Return all lines below containing the word "Cryptophyceae".

-- Start of Data provided --

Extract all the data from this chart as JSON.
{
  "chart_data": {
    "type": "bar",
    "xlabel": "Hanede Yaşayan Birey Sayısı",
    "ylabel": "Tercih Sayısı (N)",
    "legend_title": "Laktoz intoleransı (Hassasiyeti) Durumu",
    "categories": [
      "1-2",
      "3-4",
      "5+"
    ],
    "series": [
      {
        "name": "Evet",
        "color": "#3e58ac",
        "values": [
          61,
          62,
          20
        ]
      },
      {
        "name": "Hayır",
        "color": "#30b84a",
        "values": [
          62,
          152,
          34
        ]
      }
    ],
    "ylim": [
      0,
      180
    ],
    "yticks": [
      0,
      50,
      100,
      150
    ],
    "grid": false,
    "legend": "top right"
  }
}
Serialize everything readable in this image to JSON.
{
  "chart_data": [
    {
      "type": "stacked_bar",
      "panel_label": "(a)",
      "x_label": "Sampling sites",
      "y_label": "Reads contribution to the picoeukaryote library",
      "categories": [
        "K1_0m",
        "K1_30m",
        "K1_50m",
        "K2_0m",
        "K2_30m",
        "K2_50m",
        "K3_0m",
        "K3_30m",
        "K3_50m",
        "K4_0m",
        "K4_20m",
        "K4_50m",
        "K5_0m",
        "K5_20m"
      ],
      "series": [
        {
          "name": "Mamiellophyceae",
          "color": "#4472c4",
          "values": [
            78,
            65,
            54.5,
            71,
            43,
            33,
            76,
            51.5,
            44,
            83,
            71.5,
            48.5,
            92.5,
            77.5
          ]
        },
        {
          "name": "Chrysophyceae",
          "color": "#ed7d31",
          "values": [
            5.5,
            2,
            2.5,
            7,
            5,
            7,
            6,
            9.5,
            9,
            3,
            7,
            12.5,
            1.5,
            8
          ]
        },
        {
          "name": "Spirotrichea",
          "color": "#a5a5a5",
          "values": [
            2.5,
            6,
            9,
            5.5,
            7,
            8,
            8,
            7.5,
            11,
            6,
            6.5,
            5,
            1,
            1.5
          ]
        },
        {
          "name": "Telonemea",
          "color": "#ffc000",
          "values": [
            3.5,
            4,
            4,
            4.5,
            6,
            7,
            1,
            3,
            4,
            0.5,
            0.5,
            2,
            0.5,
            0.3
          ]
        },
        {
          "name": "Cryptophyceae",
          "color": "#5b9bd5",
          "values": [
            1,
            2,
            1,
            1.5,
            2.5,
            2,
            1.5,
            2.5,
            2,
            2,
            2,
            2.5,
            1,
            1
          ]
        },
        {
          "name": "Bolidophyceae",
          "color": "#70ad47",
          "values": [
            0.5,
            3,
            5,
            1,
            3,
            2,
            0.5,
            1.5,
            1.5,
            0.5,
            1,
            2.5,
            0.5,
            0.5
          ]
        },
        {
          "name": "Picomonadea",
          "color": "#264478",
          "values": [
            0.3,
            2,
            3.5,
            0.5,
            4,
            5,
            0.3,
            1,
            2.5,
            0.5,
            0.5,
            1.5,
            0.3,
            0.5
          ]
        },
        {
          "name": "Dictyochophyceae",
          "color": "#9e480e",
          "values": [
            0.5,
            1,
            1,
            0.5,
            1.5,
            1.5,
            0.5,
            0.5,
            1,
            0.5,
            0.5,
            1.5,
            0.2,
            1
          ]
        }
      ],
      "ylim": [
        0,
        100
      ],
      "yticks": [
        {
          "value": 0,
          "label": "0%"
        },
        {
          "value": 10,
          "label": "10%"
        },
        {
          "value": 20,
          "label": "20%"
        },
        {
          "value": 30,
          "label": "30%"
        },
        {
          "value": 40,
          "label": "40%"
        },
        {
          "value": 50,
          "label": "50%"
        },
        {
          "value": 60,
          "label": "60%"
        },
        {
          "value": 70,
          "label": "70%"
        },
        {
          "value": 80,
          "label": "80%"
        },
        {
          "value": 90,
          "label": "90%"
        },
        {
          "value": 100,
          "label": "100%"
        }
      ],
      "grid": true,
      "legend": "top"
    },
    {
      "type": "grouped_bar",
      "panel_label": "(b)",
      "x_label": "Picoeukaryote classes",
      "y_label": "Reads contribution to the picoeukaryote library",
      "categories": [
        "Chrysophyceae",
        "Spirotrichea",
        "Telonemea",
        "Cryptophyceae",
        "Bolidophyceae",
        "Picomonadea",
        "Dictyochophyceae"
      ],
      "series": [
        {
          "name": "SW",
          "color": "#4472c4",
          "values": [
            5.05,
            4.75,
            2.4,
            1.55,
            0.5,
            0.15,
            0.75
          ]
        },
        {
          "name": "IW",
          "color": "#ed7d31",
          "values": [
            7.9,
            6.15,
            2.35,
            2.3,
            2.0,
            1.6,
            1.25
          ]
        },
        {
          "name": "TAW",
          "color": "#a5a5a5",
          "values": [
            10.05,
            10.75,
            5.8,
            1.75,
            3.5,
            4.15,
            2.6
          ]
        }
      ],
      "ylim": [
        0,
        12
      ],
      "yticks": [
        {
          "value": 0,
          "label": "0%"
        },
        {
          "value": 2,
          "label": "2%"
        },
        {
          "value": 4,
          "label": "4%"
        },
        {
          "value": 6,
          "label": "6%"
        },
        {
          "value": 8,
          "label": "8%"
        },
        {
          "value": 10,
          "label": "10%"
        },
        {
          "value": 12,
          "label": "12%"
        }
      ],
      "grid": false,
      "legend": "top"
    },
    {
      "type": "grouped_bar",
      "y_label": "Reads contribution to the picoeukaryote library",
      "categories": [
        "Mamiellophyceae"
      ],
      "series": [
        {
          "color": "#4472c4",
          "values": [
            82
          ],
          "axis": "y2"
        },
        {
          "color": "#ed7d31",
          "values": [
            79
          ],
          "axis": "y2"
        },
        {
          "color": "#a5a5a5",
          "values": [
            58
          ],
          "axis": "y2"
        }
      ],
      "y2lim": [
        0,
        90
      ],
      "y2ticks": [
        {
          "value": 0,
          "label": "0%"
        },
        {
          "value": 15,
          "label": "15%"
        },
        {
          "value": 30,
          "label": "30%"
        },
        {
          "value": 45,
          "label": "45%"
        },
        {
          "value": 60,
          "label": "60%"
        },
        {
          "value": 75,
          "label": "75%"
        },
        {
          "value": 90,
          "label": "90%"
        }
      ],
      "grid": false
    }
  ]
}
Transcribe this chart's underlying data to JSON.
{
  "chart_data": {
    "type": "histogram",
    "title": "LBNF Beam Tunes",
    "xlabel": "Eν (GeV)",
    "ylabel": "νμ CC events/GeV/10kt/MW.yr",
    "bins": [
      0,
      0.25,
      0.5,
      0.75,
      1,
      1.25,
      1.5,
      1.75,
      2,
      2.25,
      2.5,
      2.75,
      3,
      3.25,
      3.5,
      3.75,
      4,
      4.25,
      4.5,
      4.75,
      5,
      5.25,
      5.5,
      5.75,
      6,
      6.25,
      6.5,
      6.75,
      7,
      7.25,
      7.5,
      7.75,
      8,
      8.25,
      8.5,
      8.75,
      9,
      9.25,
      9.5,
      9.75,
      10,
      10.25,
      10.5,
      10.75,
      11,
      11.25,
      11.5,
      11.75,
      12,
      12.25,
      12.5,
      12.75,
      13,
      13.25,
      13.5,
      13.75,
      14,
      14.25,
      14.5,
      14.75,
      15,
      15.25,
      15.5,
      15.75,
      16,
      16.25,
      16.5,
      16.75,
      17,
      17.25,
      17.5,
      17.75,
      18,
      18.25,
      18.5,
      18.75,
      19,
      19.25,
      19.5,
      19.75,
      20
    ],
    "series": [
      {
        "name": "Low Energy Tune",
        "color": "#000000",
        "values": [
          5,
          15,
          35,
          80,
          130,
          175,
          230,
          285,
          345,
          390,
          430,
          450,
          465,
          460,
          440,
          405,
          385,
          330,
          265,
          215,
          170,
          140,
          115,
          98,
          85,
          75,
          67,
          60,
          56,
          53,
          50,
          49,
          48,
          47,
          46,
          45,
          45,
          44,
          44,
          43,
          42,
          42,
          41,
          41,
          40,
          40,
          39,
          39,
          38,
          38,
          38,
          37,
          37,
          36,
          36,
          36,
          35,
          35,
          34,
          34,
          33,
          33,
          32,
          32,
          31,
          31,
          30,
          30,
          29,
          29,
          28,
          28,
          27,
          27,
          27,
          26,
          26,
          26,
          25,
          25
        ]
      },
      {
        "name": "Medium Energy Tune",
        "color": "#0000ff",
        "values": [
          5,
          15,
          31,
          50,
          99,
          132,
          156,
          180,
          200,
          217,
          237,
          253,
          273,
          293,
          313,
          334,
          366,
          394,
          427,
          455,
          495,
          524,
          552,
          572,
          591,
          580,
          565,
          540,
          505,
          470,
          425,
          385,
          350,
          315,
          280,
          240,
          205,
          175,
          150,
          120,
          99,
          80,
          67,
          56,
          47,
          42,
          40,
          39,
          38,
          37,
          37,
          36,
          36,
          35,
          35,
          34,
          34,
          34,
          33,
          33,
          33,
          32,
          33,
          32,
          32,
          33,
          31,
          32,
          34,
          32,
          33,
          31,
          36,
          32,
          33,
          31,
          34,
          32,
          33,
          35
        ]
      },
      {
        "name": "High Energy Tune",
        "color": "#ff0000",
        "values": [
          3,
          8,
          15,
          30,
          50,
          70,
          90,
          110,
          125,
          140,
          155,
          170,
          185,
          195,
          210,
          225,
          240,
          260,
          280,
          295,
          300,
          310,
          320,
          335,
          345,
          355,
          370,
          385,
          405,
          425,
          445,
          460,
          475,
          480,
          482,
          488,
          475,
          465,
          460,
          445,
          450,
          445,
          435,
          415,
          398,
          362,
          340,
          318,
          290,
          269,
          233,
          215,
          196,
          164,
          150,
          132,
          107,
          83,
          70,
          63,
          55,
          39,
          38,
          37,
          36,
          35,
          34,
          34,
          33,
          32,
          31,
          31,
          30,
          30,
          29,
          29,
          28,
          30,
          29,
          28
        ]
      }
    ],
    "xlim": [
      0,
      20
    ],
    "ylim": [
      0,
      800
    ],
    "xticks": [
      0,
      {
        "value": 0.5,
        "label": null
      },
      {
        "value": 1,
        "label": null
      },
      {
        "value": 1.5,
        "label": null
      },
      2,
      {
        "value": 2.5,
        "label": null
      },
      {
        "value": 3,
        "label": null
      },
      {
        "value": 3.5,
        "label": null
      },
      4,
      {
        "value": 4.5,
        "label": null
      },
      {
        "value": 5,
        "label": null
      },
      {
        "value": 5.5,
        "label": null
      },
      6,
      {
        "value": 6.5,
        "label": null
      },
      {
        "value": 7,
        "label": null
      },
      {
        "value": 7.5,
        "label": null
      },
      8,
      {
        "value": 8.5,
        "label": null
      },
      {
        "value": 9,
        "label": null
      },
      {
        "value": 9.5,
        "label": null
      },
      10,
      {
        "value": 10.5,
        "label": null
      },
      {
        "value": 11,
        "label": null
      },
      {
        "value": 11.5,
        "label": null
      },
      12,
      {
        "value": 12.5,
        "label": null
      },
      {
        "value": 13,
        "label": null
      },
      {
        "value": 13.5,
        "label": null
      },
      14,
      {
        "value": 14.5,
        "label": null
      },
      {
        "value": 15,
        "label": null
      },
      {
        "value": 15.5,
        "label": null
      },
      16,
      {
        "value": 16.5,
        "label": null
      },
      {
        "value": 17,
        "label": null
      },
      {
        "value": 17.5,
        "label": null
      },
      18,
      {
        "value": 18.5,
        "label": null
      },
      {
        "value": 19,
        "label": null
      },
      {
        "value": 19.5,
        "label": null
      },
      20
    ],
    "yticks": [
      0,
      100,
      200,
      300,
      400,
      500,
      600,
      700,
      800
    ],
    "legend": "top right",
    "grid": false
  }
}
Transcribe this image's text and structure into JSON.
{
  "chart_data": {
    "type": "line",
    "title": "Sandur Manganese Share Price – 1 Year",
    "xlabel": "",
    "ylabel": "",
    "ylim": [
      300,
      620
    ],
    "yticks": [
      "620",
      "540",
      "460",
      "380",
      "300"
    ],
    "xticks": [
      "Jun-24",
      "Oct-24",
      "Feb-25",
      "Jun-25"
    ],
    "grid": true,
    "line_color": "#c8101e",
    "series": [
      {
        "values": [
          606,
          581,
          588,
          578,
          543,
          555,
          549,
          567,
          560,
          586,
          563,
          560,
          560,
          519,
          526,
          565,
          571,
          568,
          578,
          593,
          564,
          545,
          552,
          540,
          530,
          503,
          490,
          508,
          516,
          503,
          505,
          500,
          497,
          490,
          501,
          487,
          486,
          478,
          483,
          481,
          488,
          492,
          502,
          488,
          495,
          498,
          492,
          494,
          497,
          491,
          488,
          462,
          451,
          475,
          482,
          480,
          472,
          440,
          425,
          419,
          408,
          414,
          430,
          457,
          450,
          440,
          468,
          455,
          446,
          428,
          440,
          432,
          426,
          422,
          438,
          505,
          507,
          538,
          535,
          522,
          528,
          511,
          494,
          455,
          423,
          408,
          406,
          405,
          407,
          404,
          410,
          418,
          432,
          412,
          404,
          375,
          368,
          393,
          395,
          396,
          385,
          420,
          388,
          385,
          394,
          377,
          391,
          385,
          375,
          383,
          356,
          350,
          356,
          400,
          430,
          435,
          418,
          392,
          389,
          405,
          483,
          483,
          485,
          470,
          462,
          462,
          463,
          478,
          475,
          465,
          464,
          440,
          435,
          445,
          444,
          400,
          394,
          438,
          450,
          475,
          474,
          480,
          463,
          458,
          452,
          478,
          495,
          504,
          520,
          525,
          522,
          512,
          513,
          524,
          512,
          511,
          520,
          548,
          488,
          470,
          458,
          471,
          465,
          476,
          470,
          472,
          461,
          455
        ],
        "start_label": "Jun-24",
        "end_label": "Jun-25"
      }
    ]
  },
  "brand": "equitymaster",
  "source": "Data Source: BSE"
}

-- End of Data provided --

Solution to this task:
          "name": "Cryptophyceae",
        "Cryptophyceae",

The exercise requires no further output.